Activity
I would like you to restate each record word for word.

(Data excerpts)
○ ○ ○

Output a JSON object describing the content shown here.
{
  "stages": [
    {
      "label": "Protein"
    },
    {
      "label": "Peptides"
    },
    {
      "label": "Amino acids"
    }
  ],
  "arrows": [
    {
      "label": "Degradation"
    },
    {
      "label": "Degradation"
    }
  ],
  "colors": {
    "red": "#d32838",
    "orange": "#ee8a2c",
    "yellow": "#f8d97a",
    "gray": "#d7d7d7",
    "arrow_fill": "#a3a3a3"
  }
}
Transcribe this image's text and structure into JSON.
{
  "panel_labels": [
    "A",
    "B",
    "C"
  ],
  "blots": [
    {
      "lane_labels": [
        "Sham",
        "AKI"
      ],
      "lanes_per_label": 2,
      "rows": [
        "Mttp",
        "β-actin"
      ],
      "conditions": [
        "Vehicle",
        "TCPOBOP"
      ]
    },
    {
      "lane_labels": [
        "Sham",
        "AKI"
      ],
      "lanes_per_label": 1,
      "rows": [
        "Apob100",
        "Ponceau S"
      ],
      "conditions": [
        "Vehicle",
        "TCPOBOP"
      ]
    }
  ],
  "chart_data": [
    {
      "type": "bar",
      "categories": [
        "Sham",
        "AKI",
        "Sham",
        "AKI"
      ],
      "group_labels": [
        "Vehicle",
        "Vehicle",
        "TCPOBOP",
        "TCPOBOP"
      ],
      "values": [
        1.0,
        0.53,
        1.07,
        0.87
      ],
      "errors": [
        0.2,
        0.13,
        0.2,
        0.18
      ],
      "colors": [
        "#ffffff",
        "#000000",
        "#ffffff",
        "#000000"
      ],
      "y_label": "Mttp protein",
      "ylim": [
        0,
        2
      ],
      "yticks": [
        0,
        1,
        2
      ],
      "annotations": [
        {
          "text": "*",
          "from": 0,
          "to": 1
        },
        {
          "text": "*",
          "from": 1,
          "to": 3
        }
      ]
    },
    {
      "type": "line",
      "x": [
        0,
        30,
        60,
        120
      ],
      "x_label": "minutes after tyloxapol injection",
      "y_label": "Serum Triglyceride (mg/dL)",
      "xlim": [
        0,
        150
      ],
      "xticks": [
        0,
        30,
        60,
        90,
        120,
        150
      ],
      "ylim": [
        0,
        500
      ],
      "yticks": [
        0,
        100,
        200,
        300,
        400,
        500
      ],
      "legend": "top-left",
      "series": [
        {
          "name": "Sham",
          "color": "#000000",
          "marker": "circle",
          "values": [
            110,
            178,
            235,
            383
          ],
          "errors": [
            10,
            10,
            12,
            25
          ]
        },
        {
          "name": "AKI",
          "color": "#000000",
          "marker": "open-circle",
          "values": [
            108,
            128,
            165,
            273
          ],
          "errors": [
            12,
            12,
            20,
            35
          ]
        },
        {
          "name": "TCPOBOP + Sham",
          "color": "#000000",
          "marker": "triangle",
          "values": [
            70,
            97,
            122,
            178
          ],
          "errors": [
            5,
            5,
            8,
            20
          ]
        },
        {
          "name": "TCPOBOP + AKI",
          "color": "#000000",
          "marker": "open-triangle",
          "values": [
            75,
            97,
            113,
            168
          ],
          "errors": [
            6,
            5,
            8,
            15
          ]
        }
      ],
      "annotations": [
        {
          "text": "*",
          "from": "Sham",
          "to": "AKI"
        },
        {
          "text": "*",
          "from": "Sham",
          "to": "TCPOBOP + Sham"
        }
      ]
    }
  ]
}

○ ○ ○

Expected answer
Output a JSON object describing the content shown here.
{
  "stages": [
    {
      "label": "Protein"
    },
    {
      "label": "Peptides"
    },
    {
      "label": "Amino acids"
    }
  ],
  "arrows": [
    {
      "label": "Degradation"
    },
    {
      "label": "Degradation"
    }
  ],
  "colors": {
    "red": "#d32838",
    "orange": "#ee8a2c",
    "yellow": "#f8d97a",
    "gray": "#d7d7d7",
    "arrow_fill": "#a3a3a3"
  }
}
Transcribe this image's text and structure into JSON.
{
  "panel_labels": [
    "A",
    "B",
    "C"
  ],
  "blots": [
    {
      "lane_labels": [
        "Sham",
        "AKI"
      ],
      "lanes_per_label": 2,
      "rows": [
        "Mttp",
        "β-actin"
      ],
      "conditions": [
        "Vehicle",
        "TCPOBOP"
      ]
    },
    {
      "lane_labels": [
        "Sham",
        "AKI"
      ],
      "lanes_per_label": 1,
      "rows": [
        "Apob100",
        "Ponceau S"
      ],
      "conditions": [
        "Vehicle",
        "TCPOBOP"
      ]
    }
  ],
  "chart_data": [
    {
      "type": "bar",
      "categories": [
        "Sham",
        "AKI",
        "Sham",
        "AKI"
      ],
      "group_labels": [
        "Vehicle",
        "Vehicle",
        "TCPOBOP",
        "TCPOBOP"
      ],
      "values": [
        1.0,
        0.53,
        1.07,
        0.87
      ],
      "errors": [
        0.2,
        0.13,
        0.2,
        0.18
      ],
      "colors": [
        "#ffffff",
        "#000000",
        "#ffffff",
        "#000000"
      ],
      "y_label": "Mttp protein",
      "ylim": [
        0,
        2
      ],
      "yticks": [
        0,
        1,
        2
      ],
      "annotations": [
        {
          "text": "*",
          "from": 0,
          "to": 1
        },
        {
          "text": "*",
          "from": 1,
          "to": 3
        }
      ]
    },
    {
      "type": "line",
      "x": [
        0,
        30,
        60,
        120
      ],
      "x_label": "minutes after tyloxapol injection",
      "y_label": "Serum Triglyceride (mg/dL)",
      "xlim": [
        0,
        150
      ],
      "xticks": [
        0,
        30,
        60,
        90,
        120,
        150
      ],
      "ylim": [
        0,
        500
      ],
      "yticks": [
        0,
        100,
        200,
        300,
        400,
        500
      ],
      "legend": "top-left",
      "series": [
        {
          "name": "Sham",
          "color": "#000000",
          "marker": "circle",
          "values": [
            110,
            178,
            235,
            383
          ],
          "errors": [
            10,
            10,
            12,
            25
          ]
        },
        {
          "name": "AKI",
          "color": "#000000",
          "marker": "open-circle",
          "values": [
            108,
            128,
            165,
            273
          ],
          "errors": [
            12,
            12,
            20,
            35
          ]
        },
        {
          "name": "TCPOBOP + Sham",
          "color": "#000000",
          "marker": "triangle",
          "values": [
            70,
            97,
            122,
            178
          ],
          "errors": [
            5,
            5,
            8,
            20
          ]
        },
        {
          "name": "TCPOBOP + AKI",
          "color": "#000000",
          "marker": "open-triangle",
          "values": [
            75,
            97,
            113,
            168
          ],
          "errors": [
            6,
            5,
            8,
            15
          ]
        }
      ],
      "annotations": [
        {
          "text": "*",
          "from": "Sham",
          "to": "AKI"
        },
        {
          "text": "*",
          "from": "Sham",
          "to": "TCPOBOP + Sham"
        }
      ]
    }
  ]
}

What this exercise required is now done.